*** EXERCISE MATERIAL
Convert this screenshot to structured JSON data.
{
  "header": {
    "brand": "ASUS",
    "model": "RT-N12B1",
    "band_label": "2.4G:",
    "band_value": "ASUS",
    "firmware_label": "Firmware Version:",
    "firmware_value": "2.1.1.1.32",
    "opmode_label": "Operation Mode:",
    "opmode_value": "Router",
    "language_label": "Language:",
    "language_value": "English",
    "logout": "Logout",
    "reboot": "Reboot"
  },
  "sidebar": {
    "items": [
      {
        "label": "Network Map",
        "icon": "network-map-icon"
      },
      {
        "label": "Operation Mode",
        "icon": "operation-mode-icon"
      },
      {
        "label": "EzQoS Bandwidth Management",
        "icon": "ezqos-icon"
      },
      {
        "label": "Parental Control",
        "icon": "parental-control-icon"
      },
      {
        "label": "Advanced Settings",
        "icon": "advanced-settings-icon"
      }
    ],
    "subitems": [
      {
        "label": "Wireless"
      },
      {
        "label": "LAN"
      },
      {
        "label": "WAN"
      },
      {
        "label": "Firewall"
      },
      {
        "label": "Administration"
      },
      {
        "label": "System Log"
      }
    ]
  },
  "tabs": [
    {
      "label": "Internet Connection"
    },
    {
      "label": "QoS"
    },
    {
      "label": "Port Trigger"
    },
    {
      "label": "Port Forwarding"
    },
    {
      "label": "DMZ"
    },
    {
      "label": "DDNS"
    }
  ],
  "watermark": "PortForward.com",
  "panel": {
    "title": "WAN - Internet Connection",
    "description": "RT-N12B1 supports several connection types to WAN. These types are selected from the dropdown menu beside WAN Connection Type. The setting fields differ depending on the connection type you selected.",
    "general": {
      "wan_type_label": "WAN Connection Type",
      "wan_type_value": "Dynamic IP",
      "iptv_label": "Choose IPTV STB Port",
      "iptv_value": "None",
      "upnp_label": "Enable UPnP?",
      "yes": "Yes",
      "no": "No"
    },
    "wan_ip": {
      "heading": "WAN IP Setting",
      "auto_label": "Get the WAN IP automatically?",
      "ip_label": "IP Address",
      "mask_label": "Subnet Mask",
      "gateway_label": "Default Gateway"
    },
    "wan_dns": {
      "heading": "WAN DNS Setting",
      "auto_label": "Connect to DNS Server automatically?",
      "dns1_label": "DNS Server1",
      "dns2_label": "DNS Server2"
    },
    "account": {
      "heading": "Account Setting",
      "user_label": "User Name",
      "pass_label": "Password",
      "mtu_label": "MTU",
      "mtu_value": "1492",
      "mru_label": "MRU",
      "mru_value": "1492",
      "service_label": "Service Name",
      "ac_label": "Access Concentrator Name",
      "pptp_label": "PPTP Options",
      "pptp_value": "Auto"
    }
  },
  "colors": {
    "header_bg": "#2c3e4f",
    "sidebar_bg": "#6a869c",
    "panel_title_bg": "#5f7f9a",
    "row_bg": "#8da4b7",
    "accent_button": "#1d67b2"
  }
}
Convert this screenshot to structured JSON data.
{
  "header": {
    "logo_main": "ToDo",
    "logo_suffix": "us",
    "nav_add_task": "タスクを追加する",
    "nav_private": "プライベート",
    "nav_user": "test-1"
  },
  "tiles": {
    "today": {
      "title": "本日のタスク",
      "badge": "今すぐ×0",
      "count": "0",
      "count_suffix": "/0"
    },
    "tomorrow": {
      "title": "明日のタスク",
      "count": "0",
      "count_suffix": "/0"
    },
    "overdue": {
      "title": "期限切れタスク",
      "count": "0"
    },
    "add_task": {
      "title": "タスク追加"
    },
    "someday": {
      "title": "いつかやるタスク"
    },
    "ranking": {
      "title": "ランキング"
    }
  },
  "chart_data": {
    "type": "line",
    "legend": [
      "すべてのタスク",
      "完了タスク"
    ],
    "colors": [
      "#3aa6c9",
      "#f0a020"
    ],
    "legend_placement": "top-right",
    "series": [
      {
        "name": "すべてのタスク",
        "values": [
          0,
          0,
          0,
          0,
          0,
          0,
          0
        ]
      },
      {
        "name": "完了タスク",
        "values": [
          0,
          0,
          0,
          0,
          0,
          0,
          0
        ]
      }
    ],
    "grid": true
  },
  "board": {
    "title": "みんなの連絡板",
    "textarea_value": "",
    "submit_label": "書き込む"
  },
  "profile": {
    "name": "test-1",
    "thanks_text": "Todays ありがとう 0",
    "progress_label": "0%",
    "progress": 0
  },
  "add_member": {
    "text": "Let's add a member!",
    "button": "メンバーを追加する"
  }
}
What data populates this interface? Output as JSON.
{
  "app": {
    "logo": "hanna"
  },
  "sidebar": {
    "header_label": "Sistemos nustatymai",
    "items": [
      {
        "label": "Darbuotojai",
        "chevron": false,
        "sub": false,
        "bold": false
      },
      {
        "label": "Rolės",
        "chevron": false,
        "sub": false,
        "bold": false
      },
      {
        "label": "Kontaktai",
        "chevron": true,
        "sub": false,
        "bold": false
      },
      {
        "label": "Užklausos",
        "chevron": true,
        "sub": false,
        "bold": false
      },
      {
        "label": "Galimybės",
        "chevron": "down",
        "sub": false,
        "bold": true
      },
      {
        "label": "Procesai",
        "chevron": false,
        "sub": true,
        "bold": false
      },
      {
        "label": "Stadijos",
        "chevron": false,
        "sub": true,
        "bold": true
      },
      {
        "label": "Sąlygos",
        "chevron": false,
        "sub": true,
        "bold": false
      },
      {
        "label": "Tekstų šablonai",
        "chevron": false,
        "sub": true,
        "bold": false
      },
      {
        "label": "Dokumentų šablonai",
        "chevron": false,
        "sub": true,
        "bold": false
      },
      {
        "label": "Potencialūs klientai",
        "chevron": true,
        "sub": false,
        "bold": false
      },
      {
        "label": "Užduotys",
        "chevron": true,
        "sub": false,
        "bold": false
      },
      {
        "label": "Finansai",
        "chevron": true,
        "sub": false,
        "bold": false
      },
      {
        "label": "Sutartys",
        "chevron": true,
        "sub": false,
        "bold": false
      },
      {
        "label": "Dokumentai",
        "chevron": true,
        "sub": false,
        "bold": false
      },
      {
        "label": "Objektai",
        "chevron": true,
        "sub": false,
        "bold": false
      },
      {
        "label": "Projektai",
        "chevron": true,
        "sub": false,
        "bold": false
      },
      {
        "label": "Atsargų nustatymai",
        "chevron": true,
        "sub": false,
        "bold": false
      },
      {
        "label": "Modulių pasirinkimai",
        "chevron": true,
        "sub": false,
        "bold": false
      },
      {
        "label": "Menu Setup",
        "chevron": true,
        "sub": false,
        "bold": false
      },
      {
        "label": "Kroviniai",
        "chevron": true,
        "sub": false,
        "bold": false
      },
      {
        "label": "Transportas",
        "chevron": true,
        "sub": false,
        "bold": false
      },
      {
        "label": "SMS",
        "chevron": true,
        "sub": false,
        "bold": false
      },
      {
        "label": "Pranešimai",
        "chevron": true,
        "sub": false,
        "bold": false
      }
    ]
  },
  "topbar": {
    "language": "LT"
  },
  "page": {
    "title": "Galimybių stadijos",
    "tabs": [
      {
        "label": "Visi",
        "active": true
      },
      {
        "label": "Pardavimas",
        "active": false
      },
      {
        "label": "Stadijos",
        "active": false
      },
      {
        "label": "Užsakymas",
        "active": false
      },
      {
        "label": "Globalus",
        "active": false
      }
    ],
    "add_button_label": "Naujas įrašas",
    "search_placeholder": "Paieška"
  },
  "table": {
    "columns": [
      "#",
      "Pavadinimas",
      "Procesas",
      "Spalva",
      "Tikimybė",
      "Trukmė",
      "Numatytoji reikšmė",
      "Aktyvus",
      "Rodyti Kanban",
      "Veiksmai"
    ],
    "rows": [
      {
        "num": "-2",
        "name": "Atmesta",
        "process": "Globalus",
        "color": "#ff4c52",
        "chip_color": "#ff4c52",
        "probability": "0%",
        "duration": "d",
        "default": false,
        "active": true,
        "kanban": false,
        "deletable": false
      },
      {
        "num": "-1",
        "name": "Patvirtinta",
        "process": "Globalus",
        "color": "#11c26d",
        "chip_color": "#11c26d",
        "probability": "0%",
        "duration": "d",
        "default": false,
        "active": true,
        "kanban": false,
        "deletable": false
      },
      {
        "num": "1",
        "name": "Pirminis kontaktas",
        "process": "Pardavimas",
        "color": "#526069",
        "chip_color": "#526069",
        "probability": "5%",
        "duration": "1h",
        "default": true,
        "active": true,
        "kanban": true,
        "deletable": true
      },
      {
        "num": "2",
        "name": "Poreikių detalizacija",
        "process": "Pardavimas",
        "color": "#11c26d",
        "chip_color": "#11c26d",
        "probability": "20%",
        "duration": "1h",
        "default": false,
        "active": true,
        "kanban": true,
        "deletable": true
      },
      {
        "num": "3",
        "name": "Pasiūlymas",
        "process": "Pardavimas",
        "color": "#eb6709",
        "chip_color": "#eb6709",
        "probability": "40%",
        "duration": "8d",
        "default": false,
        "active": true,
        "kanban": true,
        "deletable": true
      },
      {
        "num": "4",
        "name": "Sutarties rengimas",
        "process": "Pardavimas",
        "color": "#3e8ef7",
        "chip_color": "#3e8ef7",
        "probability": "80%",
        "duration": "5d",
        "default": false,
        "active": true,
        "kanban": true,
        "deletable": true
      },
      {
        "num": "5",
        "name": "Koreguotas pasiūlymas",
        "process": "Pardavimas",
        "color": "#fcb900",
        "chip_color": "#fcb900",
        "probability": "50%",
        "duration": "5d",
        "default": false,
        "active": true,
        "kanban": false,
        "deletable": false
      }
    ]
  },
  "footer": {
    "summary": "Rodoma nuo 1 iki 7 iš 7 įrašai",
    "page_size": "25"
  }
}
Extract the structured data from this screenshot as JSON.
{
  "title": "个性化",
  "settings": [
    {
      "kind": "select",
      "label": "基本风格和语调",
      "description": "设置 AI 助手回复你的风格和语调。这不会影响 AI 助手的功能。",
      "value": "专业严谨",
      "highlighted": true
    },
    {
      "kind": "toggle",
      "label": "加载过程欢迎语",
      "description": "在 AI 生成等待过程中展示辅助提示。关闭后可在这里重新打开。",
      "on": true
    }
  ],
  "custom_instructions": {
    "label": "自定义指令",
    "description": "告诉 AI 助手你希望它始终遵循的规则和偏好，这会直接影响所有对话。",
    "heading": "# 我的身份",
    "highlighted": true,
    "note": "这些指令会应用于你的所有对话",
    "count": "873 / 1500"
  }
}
******
* THE TASK
Select and copy each line from the data that includes the word "šablonai".

* RESPONSE
        "label": "Tekstų šablonai",
        "label": "Dokumentų šablonai",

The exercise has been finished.